[WHAT IS NEEDED]
Write out the data from the line containing "Patent image size: (940, 739)." down through the end of the data as a two-column CSV with headers "description" and "locations", one row for each text and its answer. Put each value in a single quoted field, with any line breaks replaced by spaces.

[Data pulled from a collection]
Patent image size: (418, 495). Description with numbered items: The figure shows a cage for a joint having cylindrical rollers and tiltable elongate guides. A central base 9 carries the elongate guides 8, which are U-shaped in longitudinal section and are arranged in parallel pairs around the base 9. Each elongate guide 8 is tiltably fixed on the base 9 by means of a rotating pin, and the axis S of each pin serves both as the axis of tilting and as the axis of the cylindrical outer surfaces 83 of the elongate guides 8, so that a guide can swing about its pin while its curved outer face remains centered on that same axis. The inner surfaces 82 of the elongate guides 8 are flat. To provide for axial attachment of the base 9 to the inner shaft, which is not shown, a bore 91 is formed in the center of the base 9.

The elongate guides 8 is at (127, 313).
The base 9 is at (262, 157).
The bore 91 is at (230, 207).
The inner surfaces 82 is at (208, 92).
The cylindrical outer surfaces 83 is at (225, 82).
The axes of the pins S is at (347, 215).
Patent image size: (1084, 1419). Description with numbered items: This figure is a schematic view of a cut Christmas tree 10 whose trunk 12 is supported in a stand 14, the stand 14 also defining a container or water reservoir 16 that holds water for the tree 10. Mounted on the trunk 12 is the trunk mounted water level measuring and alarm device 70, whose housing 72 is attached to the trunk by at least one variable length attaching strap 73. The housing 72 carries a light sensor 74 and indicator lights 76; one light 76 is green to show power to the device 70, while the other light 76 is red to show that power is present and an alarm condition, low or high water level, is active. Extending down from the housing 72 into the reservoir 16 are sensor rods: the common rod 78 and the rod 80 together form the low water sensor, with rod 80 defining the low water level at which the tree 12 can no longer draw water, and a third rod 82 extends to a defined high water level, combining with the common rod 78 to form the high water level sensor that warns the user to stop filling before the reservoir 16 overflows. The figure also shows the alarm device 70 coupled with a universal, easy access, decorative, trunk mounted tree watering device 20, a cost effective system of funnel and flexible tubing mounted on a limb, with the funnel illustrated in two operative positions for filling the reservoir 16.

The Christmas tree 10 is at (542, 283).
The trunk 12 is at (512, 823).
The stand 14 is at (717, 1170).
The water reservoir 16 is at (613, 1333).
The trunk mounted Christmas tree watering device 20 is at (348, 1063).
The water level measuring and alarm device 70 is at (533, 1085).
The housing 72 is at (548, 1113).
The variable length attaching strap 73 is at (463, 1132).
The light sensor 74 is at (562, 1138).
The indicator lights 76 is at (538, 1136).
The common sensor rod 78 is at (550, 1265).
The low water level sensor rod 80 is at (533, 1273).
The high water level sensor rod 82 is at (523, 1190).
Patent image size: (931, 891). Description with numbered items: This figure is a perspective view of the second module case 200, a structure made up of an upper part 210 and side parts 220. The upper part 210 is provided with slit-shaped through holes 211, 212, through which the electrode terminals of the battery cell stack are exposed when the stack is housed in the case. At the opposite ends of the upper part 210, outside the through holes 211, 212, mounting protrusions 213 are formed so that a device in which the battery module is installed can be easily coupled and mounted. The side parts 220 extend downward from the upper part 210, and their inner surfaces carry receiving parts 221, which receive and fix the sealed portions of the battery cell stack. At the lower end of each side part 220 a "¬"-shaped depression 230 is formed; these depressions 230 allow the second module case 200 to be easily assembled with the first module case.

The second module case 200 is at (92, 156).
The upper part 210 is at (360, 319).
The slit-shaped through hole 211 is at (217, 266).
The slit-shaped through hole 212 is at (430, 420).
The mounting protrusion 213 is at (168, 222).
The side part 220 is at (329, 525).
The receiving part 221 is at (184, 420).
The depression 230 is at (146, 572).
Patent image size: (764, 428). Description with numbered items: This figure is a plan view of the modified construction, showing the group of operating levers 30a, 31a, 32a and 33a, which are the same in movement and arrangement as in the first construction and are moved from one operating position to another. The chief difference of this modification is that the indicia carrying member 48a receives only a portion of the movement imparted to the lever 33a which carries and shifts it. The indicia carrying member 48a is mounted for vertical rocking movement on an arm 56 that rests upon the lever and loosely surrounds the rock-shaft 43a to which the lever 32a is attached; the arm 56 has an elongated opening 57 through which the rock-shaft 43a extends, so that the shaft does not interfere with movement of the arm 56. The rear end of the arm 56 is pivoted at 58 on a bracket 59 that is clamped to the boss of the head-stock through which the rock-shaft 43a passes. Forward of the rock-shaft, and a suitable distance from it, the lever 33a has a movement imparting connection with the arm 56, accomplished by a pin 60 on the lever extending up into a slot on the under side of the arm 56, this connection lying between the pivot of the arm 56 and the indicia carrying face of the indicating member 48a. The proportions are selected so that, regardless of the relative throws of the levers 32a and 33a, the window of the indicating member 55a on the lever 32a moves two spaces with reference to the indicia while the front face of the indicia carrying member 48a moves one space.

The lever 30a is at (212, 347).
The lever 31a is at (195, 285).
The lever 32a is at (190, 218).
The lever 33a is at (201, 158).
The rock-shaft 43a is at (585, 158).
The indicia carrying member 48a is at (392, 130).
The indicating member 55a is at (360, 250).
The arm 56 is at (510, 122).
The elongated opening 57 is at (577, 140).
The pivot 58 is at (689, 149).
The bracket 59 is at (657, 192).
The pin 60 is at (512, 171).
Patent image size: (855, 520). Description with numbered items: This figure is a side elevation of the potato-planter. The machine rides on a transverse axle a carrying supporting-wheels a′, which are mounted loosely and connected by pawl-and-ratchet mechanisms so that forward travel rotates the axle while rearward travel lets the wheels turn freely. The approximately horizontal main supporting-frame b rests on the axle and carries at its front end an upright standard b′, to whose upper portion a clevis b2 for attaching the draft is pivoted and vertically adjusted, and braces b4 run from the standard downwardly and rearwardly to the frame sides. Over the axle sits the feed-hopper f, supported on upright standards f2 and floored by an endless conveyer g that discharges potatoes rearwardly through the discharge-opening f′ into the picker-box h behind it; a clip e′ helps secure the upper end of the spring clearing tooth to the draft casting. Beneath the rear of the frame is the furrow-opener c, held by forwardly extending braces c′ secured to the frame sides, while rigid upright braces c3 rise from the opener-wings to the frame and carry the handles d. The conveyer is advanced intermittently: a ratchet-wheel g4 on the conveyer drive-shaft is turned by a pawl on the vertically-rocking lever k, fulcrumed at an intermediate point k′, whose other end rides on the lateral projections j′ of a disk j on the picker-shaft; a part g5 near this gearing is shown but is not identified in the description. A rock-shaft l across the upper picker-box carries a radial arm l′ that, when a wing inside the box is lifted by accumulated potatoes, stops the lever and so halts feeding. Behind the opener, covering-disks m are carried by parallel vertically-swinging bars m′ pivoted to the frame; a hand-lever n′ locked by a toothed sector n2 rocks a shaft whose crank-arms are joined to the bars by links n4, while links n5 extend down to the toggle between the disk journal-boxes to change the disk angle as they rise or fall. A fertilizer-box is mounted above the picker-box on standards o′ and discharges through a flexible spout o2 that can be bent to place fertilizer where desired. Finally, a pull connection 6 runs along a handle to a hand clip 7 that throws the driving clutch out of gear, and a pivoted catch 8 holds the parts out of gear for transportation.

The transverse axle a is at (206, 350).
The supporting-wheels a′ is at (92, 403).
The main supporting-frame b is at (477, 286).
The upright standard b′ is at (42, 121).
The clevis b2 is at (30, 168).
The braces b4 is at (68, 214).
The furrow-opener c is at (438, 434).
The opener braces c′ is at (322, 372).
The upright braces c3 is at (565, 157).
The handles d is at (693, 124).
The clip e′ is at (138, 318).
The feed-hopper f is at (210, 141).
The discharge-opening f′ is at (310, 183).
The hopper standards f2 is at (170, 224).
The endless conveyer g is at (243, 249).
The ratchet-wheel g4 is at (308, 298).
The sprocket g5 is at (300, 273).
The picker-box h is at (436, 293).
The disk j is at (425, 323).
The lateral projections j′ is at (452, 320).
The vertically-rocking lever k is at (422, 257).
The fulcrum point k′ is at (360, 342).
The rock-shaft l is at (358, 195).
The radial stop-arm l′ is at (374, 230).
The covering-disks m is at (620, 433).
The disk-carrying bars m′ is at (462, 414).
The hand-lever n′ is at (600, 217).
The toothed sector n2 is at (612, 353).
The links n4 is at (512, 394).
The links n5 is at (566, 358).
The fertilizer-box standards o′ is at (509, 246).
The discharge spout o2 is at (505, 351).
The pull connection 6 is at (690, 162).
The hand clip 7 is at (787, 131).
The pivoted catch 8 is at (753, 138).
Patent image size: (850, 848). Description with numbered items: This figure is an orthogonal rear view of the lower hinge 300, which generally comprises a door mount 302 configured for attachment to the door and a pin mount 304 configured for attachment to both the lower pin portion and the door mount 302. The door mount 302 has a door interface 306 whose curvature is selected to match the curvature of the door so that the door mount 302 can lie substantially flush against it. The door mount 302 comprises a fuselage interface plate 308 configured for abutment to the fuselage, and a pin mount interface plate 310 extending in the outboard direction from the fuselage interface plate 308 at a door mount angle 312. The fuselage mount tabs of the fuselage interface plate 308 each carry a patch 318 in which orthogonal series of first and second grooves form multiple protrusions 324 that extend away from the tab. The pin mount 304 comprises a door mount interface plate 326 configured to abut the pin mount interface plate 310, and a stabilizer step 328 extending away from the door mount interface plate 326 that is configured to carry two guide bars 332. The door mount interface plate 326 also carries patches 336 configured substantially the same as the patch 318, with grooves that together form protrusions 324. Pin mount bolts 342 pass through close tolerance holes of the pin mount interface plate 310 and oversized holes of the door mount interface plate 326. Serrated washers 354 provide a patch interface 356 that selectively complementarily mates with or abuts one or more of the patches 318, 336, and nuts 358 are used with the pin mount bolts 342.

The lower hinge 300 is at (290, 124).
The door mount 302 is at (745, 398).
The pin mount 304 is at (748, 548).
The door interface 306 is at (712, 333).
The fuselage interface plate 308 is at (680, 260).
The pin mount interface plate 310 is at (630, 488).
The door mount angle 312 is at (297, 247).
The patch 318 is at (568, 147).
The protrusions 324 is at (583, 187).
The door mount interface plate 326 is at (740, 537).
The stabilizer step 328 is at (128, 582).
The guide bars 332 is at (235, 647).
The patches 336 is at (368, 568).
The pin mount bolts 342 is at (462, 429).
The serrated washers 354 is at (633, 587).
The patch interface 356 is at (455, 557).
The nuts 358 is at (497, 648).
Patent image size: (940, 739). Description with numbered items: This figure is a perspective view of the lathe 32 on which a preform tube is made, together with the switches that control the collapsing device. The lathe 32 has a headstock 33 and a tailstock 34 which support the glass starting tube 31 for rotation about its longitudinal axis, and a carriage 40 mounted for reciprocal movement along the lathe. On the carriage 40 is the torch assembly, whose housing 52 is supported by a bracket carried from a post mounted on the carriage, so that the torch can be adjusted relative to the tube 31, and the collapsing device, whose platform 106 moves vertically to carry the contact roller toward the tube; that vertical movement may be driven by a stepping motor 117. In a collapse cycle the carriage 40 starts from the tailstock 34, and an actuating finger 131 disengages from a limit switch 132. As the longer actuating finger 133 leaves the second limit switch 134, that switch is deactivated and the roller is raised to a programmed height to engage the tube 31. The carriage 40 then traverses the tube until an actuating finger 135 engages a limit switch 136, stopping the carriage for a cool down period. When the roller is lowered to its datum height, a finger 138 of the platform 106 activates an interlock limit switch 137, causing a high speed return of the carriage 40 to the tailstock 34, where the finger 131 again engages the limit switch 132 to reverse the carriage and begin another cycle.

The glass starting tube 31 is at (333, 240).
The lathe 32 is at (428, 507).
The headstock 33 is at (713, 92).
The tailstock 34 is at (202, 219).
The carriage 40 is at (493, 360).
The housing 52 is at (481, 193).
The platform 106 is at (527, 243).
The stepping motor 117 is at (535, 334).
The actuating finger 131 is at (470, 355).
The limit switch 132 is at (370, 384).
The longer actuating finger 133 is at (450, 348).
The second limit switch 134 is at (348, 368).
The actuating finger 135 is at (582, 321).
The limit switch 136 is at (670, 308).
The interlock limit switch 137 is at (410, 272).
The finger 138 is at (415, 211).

[REPLY]
description,locations
"Patent image size: (940, 739). Description with numbered items: This figure is a perspective view of the lathe 32 on which a preform tube is made, together with the switches that control the collapsing device. The lathe 32 has a headstock 33 and a tailstock 34 which support the glass starting tube 31 for rotation about its longitudinal axis, and a carriage 40 mounted for reciprocal movement along the lathe. On the carriage 40 is the torch assembly, whose housing 52 is supported by a bracket carried from a post mounted on the carriage, so that the torch can be adjusted relative to the tube 31, and the collapsing device, whose platform 106 moves vertically to carry the contact roller toward the tube; that vertical movement may be driven by a stepping motor 117. In a collapse cycle the carriage 40 starts from the tailstock 34, and an actuating finger 131 disengages from a limit switch 132. As the longer actuating finger 133 leaves the second limit switch 134, that switch is deactivated and the roller is raised to a programmed height to engage the tube 31. The carriage 40 then traverses the tube until an actuating finger 135 engages a limit switch 136, stopping the carriage for a cool down period. When the roller is lowered to its datum height, a finger 138 of the platform 106 activates an interlock limit switch 137, causing a high speed return of the carriage 40 to the tailstock 34, where the finger 131 again engages the limit switch 132 to reverse the carriage and begin another cycle.","The glass starting tube 31 is at (333, 240). The lathe 32 is at (428, 507). The headstock 33 is at (713, 92). The tailstock 34 is at (202, 219). The carriage 40 is at (493, 360). The housing 52 is at (481, 193). The platform 106 is at (527, 243). The stepping motor 117 is at (535, 334). The actuating finger 131 is at (470, 355). The limit switch 132 is at (370, 384). The longer actuating finger 133 is at (450, 348). The second limit switch 134 is at (348, 368). The actuating finger 135 is at (582, 321). The limit switch 136 is at (670, 308). The interlock limit switch 137 is at (410, 272). The finger 138 is at (415, 211)."